### MATERIAL PROVIDED

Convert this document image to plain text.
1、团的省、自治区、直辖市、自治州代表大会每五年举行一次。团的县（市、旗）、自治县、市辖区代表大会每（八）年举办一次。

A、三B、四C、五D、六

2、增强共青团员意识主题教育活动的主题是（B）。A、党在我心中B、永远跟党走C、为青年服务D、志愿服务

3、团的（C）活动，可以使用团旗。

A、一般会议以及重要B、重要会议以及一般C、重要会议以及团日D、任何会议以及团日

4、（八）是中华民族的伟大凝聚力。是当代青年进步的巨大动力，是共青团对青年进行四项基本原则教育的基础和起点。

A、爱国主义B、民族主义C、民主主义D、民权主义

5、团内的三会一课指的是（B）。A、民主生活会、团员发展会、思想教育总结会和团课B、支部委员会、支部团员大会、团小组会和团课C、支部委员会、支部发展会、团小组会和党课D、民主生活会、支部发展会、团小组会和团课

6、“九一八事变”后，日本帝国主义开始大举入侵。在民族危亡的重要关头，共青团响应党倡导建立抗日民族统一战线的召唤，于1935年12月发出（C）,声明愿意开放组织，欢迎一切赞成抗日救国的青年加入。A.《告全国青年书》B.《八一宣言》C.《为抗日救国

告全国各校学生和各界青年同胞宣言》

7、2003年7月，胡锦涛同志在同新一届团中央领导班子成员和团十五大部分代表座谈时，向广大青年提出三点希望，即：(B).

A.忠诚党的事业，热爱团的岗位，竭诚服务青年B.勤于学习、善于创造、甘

######

- **OBJECTIVE**:
All of the data shown above must be copied exactly.

- **OUTPUT OF THE EXERCISE**:
Convert this document image to plain text.
1、团的省、自治区、直辖市、自治州代表大会每五年举行一次。团的县（市、旗）、自治县、市辖区代表大会每（八）年举办一次。

A、三B、四C、五D、六

2、增强共青团员意识主题教育活动的主题是（B）。A、党在我心中B、永远跟党走C、为青年服务D、志愿服务

3、团的（C）活动，可以使用团旗。

A、一般会议以及重要B、重要会议以及一般C、重要会议以及团日D、任何会议以及团日

4、（八）是中华民族的伟大凝聚力。是当代青年进步的巨大动力，是共青团对青年进行四项基本原则教育的基础和起点。

A、爱国主义B、民族主义C、民主主义D、民权主义

5、团内的三会一课指的是（B）。A、民主生活会、团员发展会、思想教育总结会和团课B、支部委员会、支部团员大会、团小组会和团课C、支部委员会、支部发展会、团小组会和党课D、民主生活会、支部发展会、团小组会和团课

6、“九一八事变”后，日本帝国主义开始大举入侵。在民族危亡的重要关头，共青团响应党倡导建立抗日民族统一战线的召唤，于1935年12月发出（C）,声明愿意开放组织，欢迎一切赞成抗日救国的青年加入。A.《告全国青年书》B.《八一宣言》C.《为抗日救国

告全国各校学生和各界青年同胞宣言》

7、2003年7月，胡锦涛同志在同新一届团中央领导班子成员和团十五大部分代表座谈时，向广大青年提出三点希望，即：(B).

A.忠诚党的事业，热爱团的岗位，竭诚服务青年B.勤于学习、善于创造、甘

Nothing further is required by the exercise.